[Items from a data source]
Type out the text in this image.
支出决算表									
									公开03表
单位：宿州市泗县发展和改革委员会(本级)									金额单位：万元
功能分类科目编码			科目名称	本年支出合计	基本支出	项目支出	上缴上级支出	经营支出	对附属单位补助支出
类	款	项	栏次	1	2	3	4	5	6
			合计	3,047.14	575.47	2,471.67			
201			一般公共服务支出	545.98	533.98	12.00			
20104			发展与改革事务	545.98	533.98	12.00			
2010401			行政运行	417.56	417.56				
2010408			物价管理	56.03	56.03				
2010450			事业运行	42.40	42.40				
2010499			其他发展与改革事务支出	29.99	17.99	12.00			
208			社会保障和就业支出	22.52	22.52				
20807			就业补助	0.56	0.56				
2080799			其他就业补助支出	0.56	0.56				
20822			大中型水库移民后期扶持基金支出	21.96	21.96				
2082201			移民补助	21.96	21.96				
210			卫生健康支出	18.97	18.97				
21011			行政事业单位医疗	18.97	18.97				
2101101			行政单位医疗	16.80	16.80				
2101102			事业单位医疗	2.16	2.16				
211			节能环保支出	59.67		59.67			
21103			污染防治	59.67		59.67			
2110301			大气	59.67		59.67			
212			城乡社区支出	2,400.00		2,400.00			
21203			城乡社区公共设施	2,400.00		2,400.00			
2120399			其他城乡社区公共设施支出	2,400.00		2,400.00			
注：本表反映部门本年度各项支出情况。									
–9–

*Task brief:*
Write the entries again, exactly as they stand.

*Output of the task:*
Type out the text in this image.
支出决算表									
									公开03表
单位：宿州市泗县发展和改革委员会(本级)									金额单位：万元
功能分类科目编码			科目名称	本年支出合计	基本支出	项目支出	上缴上级支出	经营支出	对附属单位补助支出
类	款	项	栏次	1	2	3	4	5	6
			合计	3,047.14	575.47	2,471.67			
201			一般公共服务支出	545.98	533.98	12.00			
20104			发展与改革事务	545.98	533.98	12.00			
2010401			行政运行	417.56	417.56				
2010408			物价管理	56.03	56.03				
2010450			事业运行	42.40	42.40				
2010499			其他发展与改革事务支出	29.99	17.99	12.00			
208			社会保障和就业支出	22.52	22.52				
20807			就业补助	0.56	0.56				
2080799			其他就业补助支出	0.56	0.56				
20822			大中型水库移民后期扶持基金支出	21.96	21.96				
2082201			移民补助	21.96	21.96				
210			卫生健康支出	18.97	18.97				
21011			行政事业单位医疗	18.97	18.97				
2101101			行政单位医疗	16.80	16.80				
2101102			事业单位医疗	2.16	2.16				
211			节能环保支出	59.67		59.67			
21103			污染防治	59.67		59.67			
2110301			大气	59.67		59.67			
212			城乡社区支出	2,400.00		2,400.00			
21203			城乡社区公共设施	2,400.00		2,400.00			
2120399			其他城乡社区公共设施支出	2,400.00		2,400.00			
注：本表反映部门本年度各项支出情况。									
–9–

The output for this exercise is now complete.